> _What you should do_
Where a line of the listing below includes the word "lower", reproduce that line.
** Start of Data provided **
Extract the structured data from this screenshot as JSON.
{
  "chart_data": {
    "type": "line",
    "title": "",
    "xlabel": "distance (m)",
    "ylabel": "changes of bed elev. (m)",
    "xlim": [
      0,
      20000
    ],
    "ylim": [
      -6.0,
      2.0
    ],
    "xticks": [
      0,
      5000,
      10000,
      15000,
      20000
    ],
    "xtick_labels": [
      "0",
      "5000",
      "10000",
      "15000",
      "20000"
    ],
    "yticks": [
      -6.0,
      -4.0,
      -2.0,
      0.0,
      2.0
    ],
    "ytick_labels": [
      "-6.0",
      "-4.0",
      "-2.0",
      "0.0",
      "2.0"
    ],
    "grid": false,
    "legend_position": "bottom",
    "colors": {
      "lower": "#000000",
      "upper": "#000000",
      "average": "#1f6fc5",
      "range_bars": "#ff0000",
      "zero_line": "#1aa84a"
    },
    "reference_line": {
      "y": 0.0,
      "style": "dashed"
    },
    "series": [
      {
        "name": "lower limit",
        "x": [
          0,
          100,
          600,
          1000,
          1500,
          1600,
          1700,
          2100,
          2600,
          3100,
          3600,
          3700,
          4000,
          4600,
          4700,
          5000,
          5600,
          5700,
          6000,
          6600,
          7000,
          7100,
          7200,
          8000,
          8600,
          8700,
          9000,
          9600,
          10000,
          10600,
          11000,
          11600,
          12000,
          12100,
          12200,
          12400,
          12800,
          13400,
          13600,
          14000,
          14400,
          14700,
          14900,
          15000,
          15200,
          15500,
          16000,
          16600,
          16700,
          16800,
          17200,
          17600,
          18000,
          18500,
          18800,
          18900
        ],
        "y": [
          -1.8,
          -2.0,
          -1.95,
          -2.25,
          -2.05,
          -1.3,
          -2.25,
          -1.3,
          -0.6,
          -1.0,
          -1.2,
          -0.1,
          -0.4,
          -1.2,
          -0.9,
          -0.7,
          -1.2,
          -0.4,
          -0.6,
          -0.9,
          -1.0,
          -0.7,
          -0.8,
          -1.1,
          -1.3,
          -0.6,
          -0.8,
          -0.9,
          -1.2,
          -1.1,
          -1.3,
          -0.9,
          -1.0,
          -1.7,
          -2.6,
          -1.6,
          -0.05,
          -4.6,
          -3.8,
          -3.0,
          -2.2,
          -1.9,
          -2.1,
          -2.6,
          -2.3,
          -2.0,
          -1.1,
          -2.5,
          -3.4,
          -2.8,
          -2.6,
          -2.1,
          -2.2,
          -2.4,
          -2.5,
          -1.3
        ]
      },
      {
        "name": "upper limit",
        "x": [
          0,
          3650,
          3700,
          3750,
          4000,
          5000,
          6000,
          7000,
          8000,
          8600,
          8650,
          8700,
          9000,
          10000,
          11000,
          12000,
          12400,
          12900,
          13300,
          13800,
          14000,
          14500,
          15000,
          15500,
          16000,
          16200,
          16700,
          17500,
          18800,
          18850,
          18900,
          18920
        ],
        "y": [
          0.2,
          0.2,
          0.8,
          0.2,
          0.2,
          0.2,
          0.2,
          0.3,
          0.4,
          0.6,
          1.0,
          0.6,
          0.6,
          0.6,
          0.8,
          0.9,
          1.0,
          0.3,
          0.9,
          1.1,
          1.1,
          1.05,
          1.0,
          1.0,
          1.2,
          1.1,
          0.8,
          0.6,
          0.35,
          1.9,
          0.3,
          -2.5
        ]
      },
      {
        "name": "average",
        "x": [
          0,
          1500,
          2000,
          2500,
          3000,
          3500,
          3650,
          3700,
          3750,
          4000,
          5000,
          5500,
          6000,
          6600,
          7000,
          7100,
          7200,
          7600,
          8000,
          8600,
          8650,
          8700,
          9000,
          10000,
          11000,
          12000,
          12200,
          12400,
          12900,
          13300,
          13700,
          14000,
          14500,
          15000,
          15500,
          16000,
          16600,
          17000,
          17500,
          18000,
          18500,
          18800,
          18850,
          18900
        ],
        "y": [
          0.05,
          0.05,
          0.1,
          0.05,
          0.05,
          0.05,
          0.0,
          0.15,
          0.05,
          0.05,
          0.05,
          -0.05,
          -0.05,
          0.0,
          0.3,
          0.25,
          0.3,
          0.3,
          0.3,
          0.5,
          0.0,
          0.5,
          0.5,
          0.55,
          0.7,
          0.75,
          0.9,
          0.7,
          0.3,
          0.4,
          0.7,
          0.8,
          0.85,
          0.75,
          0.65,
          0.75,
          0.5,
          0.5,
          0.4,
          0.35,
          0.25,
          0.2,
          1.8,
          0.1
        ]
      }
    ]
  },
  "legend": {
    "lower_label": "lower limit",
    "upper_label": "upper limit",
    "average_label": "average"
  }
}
** End of Data provided **
> _Final answer_
      "lower": "#000000",
        "name": "lower limit",
    "lower_label": "lower limit",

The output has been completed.